— START OF INPUT DATA —
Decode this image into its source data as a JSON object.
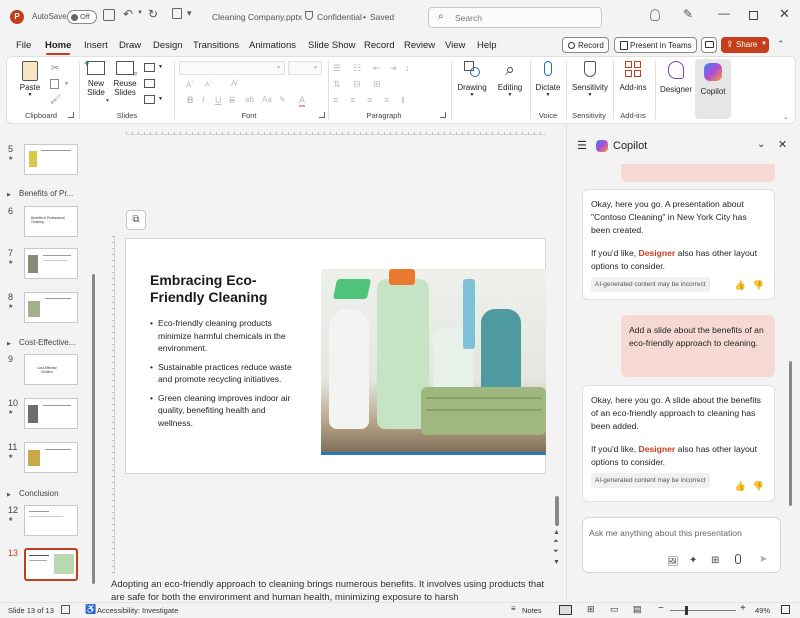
{
  "titlebar": {
    "autosave_label": "AutoSave",
    "autosave_state": "Off",
    "filename": "Cleaning Company.pptx",
    "sensitivity": "Confidential",
    "save_state": "Saved",
    "search_placeholder": "Search"
  },
  "tabs": [
    "File",
    "Home",
    "Insert",
    "Draw",
    "Design",
    "Transitions",
    "Animations",
    "Slide Show",
    "Record",
    "Review",
    "View",
    "Help"
  ],
  "active_tab": "Home",
  "tab_actions": {
    "record": "Record",
    "present": "Present in Teams",
    "share": "Share"
  },
  "ribbon": {
    "paste": "Paste",
    "clipboard": "Clipboard",
    "new_slide_1": "New",
    "new_slide_2": "Slide",
    "reuse_1": "Reuse",
    "reuse_2": "Slides",
    "slides": "Slides",
    "font": "Font",
    "paragraph": "Paragraph",
    "drawing": "Drawing",
    "editing": "Editing",
    "dictate": "Dictate",
    "voice": "Voice",
    "sensitivity": "Sensitivity",
    "sensitivity_group": "Sensitivity",
    "addins": "Add-ins",
    "addins_group": "Add-ins",
    "designer": "Designer",
    "copilot": "Copilot"
  },
  "thumbnails": {
    "sections": {
      "s1": "Benefits of Pr...",
      "s2": "Cost-Effective...",
      "s3": "Conclusion"
    },
    "nums": {
      "n5": "5",
      "n6": "6",
      "n7": "7",
      "n8": "8",
      "n9": "9",
      "n10": "10",
      "n11": "11",
      "n12": "12",
      "n13": "13"
    },
    "t6_title": "Benefits of Professional Cleaning",
    "t9_title": "Cost-Effective Solution"
  },
  "slide": {
    "title": "Embracing Eco-Friendly Cleaning",
    "bullets": [
      "Eco-friendly cleaning products minimize harmful chemicals in the environment.",
      "Sustainable practices reduce waste and promote recycling initiatives.",
      "Green cleaning improves indoor air quality, benefiting health and wellness."
    ]
  },
  "notes": "Adopting an eco-friendly approach to cleaning brings numerous benefits. It involves using products that are safe for both the environment and human health, minimizing exposure to harsh",
  "copilot": {
    "title": "Copilot",
    "msg1_a": "Okay, here you go. A presentation about \"Contoso Cleaning\" in New York City has been created.",
    "msg1_b_pre": "If you'd like, ",
    "msg1_b_link": "Designer",
    "msg1_b_post": " also has other layout options to consider.",
    "ai_tag": "AI-generated content may be incorrect",
    "user_msg": "Add a slide about the benefits of an eco-friendly approach to cleaning.",
    "msg2_a": "Okay, here you go. A slide about the benefits of an eco-friendly approach to cleaning has been added.",
    "msg2_b_pre": "If you'd like, ",
    "msg2_b_link": "Designer",
    "msg2_b_post": " also has other layout options to consider.",
    "input_placeholder": "Ask me anything about this presentation"
  },
  "status": {
    "slide_info": "Slide 13 of 13",
    "accessibility": "Accessibility: Investigate",
    "notes": "Notes",
    "zoom": "49%"
  },
  "colors": {
    "accent": "#c43e1c",
    "user_bubble": "#f6d9d3",
    "link": "#c43e1c"
  }
}
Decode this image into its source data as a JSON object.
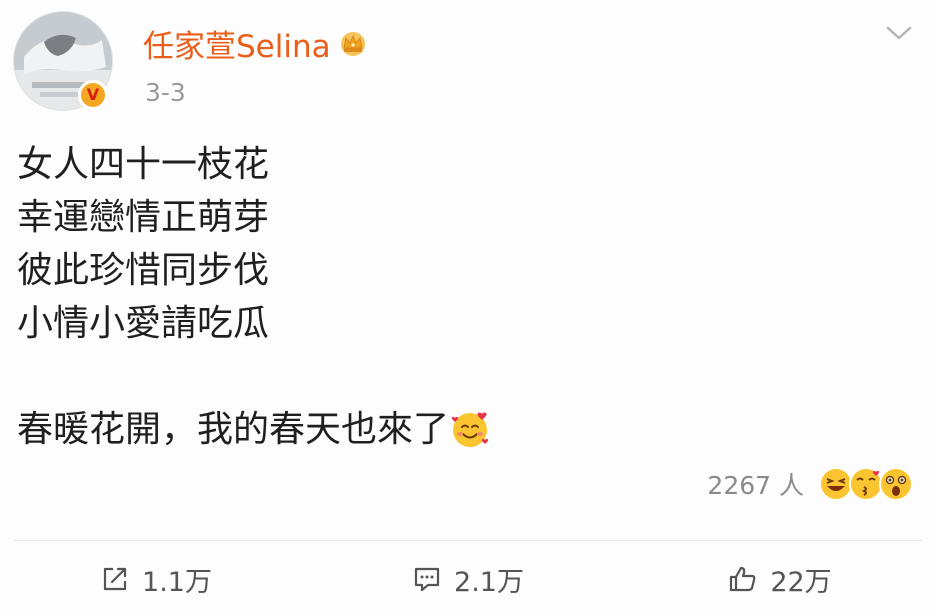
{
  "post": {
    "author": "任家萱Selina",
    "date": "3-3",
    "lines": [
      "女人四十一枝花",
      "幸運戀情正萌芽",
      "彼此珍惜同步伐",
      "小情小愛請吃瓜"
    ],
    "closing": "春暖花開，我的春天也來了"
  },
  "icons": {
    "author_badge": "crown-icon",
    "verified": "verified-v-badge",
    "menu": "chevron-down-icon",
    "closing_emoji": "smiling-face-with-hearts-emoji",
    "repost": "repost-icon",
    "comment": "comment-icon",
    "like": "thumbs-up-icon"
  },
  "colors": {
    "username": "#ea5e1c",
    "verified_badge": "#f5a623",
    "secondary_text": "#9a9a9a"
  },
  "reactions": {
    "count": "2267 人",
    "faces": [
      "laughing-face",
      "kissing-face",
      "surprised-face"
    ]
  },
  "actions": {
    "repost": "1.1万",
    "comment": "2.1万",
    "like": "22万"
  }
}
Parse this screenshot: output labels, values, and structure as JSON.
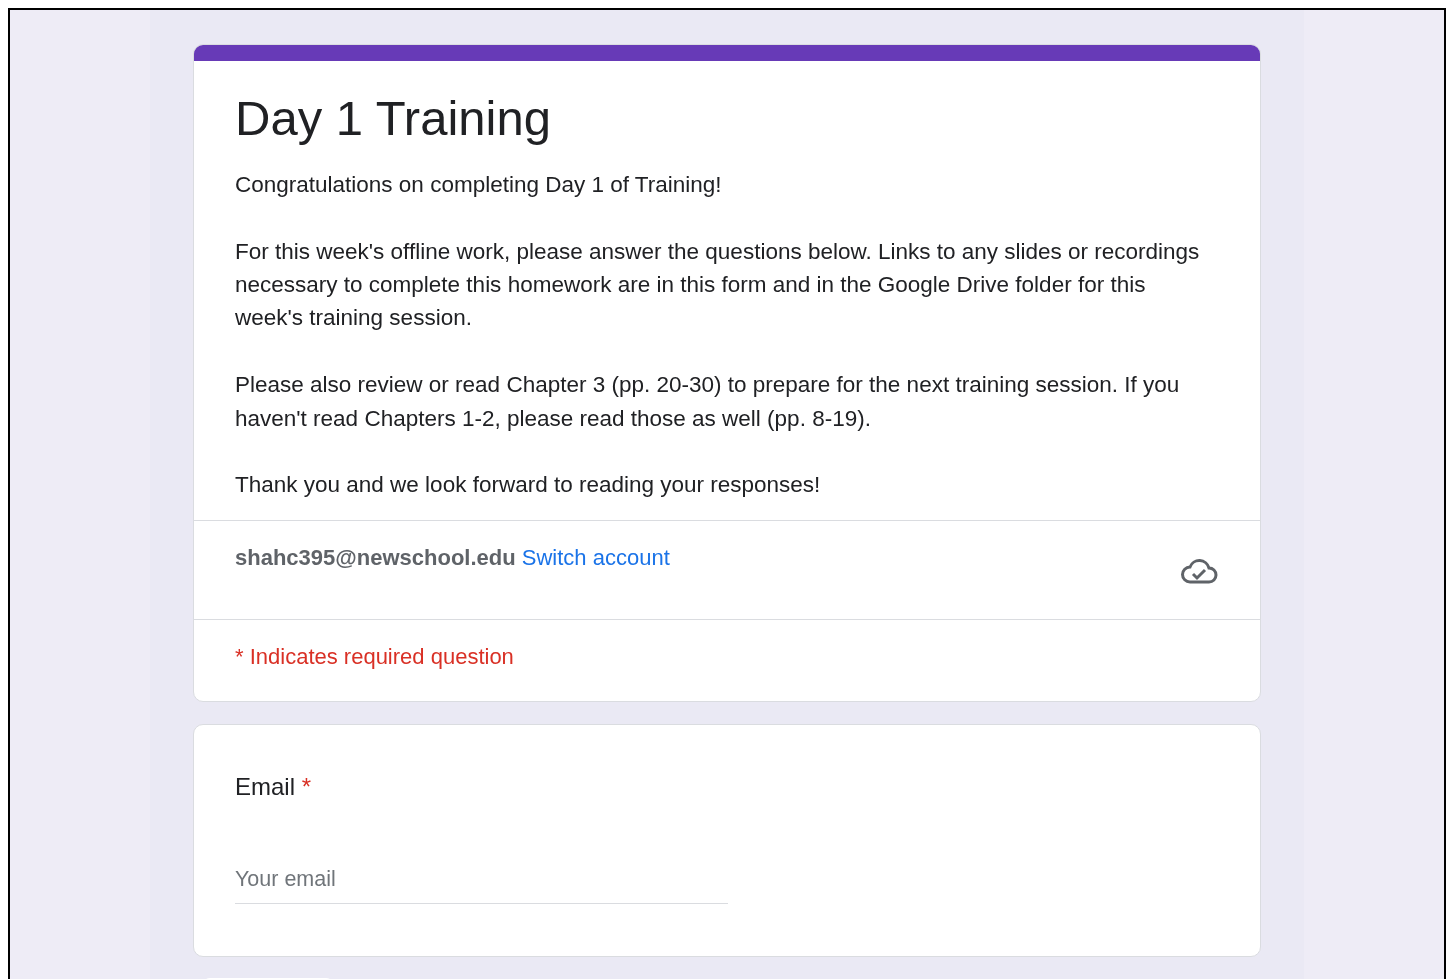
{
  "form": {
    "title": "Day 1 Training",
    "description": [
      "Congratulations on completing Day 1 of Training!",
      "For this week's offline work, please answer the questions below. Links to any slides or recordings necessary to complete this homework are in this form and in the Google Drive folder for this week's training session.",
      "Please also review or read Chapter 3 (pp. 20-30) to prepare for the next training session. If you haven't read Chapters 1-2, please read those as well (pp. 8-19).",
      "Thank you and we look forward to reading your responses!"
    ],
    "account": {
      "email": "shahc395@newschool.edu",
      "switch_link": "Switch account"
    },
    "required_note": "* Indicates required question"
  },
  "questions": [
    {
      "kind": "short_text",
      "label": "Email",
      "required": true,
      "required_mark": "*",
      "placeholder": "Your email"
    }
  ]
}
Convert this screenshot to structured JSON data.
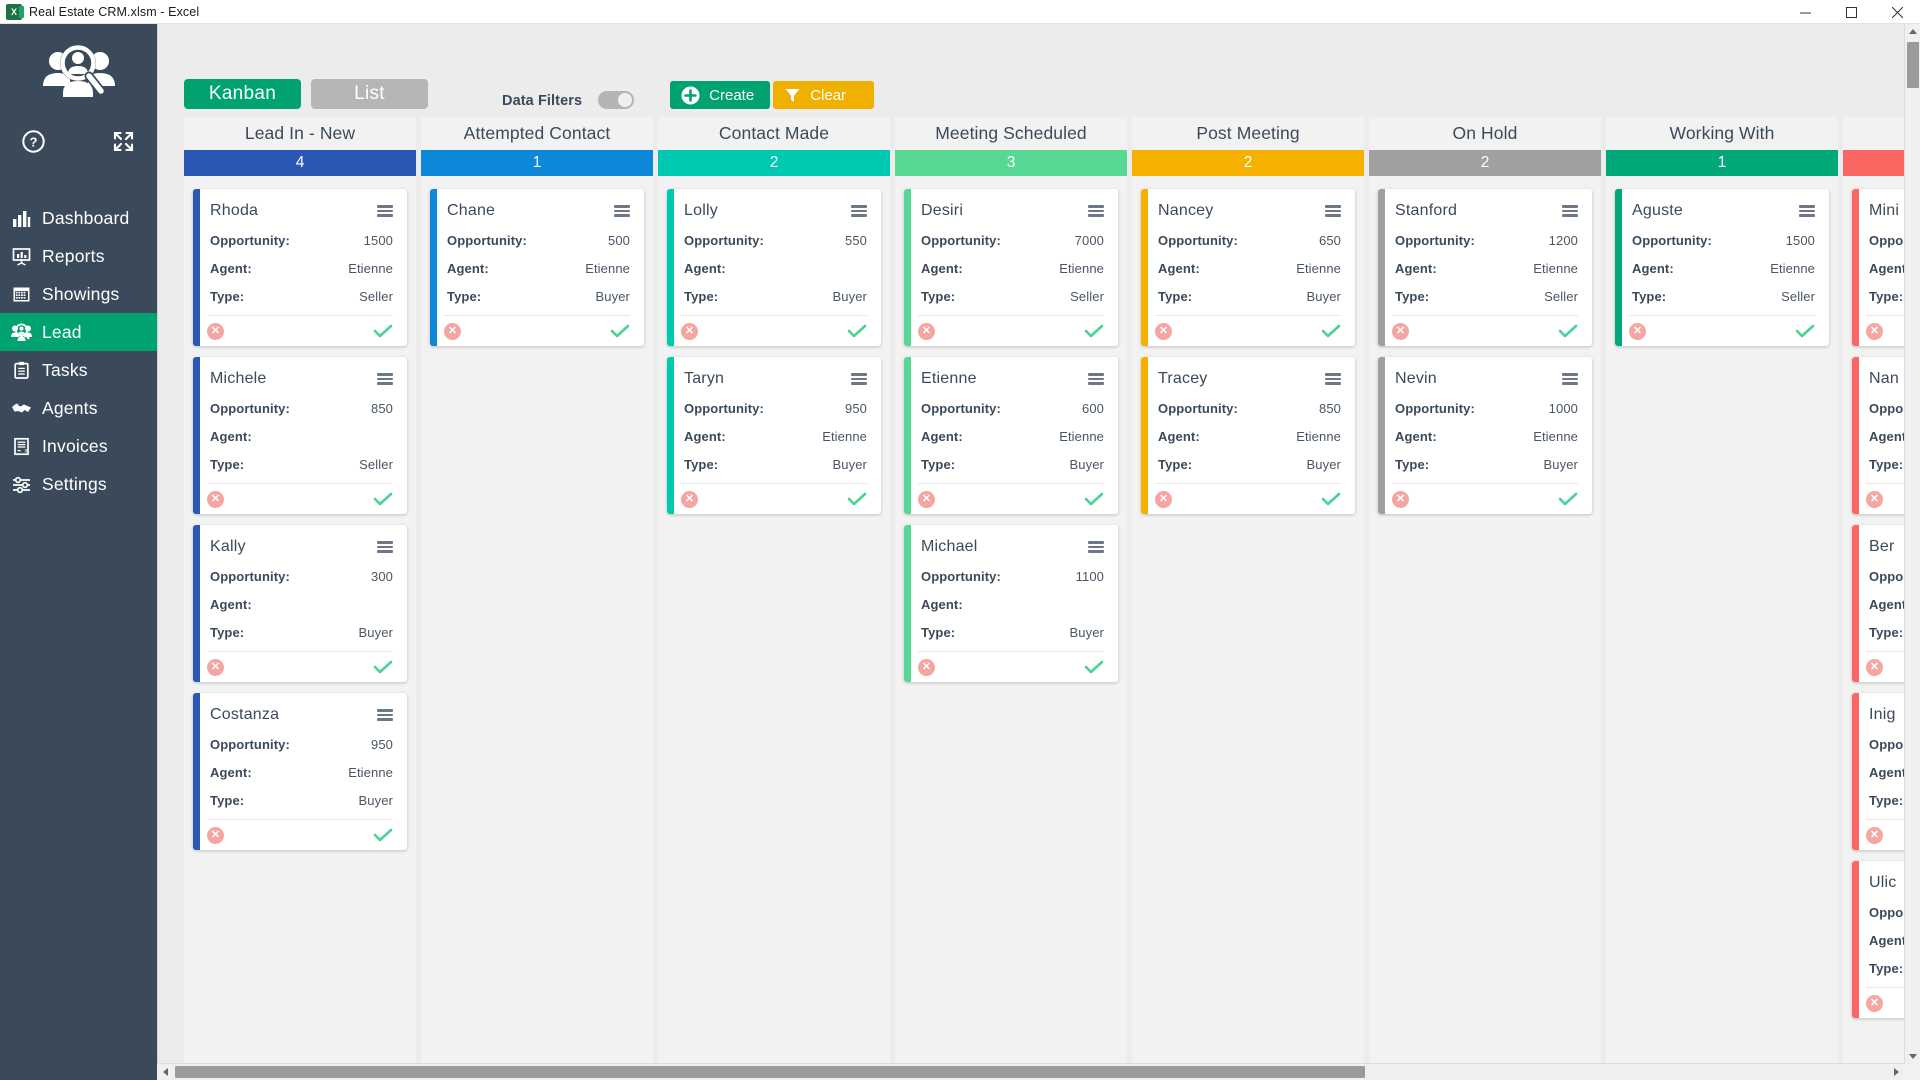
{
  "window": {
    "title": "Real Estate CRM.xlsm - Excel",
    "app_icon": "excel-icon",
    "minimize": "–",
    "maximize": "❑",
    "close": "✕"
  },
  "sidebar": {
    "logo": "lead-search-logo",
    "help_icon": "help-circle-icon",
    "expand_icon": "expand-fullscreen-icon",
    "active_item": "Lead",
    "items": [
      {
        "label": "Dashboard",
        "icon": "bar-chart-icon"
      },
      {
        "label": "Reports",
        "icon": "presentation-chart-icon"
      },
      {
        "label": "Showings",
        "icon": "calendar-grid-icon"
      },
      {
        "label": "Lead",
        "icon": "lead-search-icon"
      },
      {
        "label": "Tasks",
        "icon": "clipboard-icon"
      },
      {
        "label": "Agents",
        "icon": "handshake-icon"
      },
      {
        "label": "Invoices",
        "icon": "invoice-icon"
      },
      {
        "label": "Settings",
        "icon": "sliders-icon"
      }
    ]
  },
  "toolbar": {
    "kanban_label": "Kanban",
    "list_label": "List",
    "filters_label": "Data Filters",
    "filters_toggle_state": "off",
    "create_label": "Create",
    "create_icon": "plus-circle-icon",
    "clear_label": "Clear",
    "clear_icon": "funnel-icon"
  },
  "card_labels": {
    "opportunity": "Opportunity:",
    "agent": "Agent:",
    "type": "Type:",
    "menu_icon": "hamburger-menu-icon",
    "delete_icon": "delete-circle-icon",
    "confirm_icon": "check-icon"
  },
  "colors": {
    "lead_in_new": "#2b57b5",
    "attempted_contact": "#0d87d8",
    "contact_made": "#00c9b1",
    "meeting_scheduled": "#57d995",
    "post_meeting": "#f5b000",
    "on_hold": "#a0a0a0",
    "working_with": "#00a87a",
    "next_column": "#fa6661",
    "sidebar": "#3b4a5a",
    "accent_green": "#00a36f",
    "clear_amber": "#f0b000"
  },
  "board": {
    "columns": [
      {
        "title": "Lead In - New",
        "count": "4",
        "color": "#2b57b5",
        "cards": [
          {
            "name": "Rhoda",
            "opportunity": "1500",
            "agent": "Etienne",
            "type": "Seller"
          },
          {
            "name": "Michele",
            "opportunity": "850",
            "agent": "",
            "type": "Seller"
          },
          {
            "name": "Kally",
            "opportunity": "300",
            "agent": "",
            "type": "Buyer"
          },
          {
            "name": "Costanza",
            "opportunity": "950",
            "agent": "Etienne",
            "type": "Buyer"
          }
        ]
      },
      {
        "title": "Attempted Contact",
        "count": "1",
        "color": "#0d87d8",
        "cards": [
          {
            "name": "Chane",
            "opportunity": "500",
            "agent": "Etienne",
            "type": "Buyer"
          }
        ]
      },
      {
        "title": "Contact Made",
        "count": "2",
        "color": "#00c9b1",
        "cards": [
          {
            "name": "Lolly",
            "opportunity": "550",
            "agent": "",
            "type": "Buyer"
          },
          {
            "name": "Taryn",
            "opportunity": "950",
            "agent": "Etienne",
            "type": "Buyer"
          }
        ]
      },
      {
        "title": "Meeting Scheduled",
        "count": "3",
        "color": "#57d995",
        "cards": [
          {
            "name": "Desiri",
            "opportunity": "7000",
            "agent": "Etienne",
            "type": "Seller"
          },
          {
            "name": "Etienne",
            "opportunity": "600",
            "agent": "Etienne",
            "type": "Buyer"
          },
          {
            "name": "Michael",
            "opportunity": "1100",
            "agent": "",
            "type": "Buyer"
          }
        ]
      },
      {
        "title": "Post Meeting",
        "count": "2",
        "color": "#f5b000",
        "cards": [
          {
            "name": "Nancey",
            "opportunity": "650",
            "agent": "Etienne",
            "type": "Buyer"
          },
          {
            "name": "Tracey",
            "opportunity": "850",
            "agent": "Etienne",
            "type": "Buyer"
          }
        ]
      },
      {
        "title": "On Hold",
        "count": "2",
        "color": "#a0a0a0",
        "cards": [
          {
            "name": "Stanford",
            "opportunity": "1200",
            "agent": "Etienne",
            "type": "Seller"
          },
          {
            "name": "Nevin",
            "opportunity": "1000",
            "agent": "Etienne",
            "type": "Buyer"
          }
        ]
      },
      {
        "title": "Working With",
        "count": "1",
        "color": "#00a87a",
        "cards": [
          {
            "name": "Aguste",
            "opportunity": "1500",
            "agent": "Etienne",
            "type": "Seller"
          }
        ]
      },
      {
        "title": "",
        "count": "",
        "color": "#fa6661",
        "clipped": true,
        "cards": [
          {
            "name": "Mini",
            "opportunity": "",
            "agent": "",
            "type": ""
          },
          {
            "name": "Nan",
            "opportunity": "",
            "agent": "",
            "type": ""
          },
          {
            "name": "Ber",
            "opportunity": "",
            "agent": "",
            "type": ""
          },
          {
            "name": "Inig",
            "opportunity": "",
            "agent": "",
            "type": ""
          },
          {
            "name": "Ulic",
            "opportunity": "",
            "agent": "",
            "type": ""
          }
        ]
      }
    ]
  }
}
— END OF INPUT DATA —
■ **BRIEF**: Using the listing above, show each line holding the string "Effective".

■ **SOLUTION**:
      "s2": "Cost-Effective...",
    "t9_title": "Cost-Effective Solution"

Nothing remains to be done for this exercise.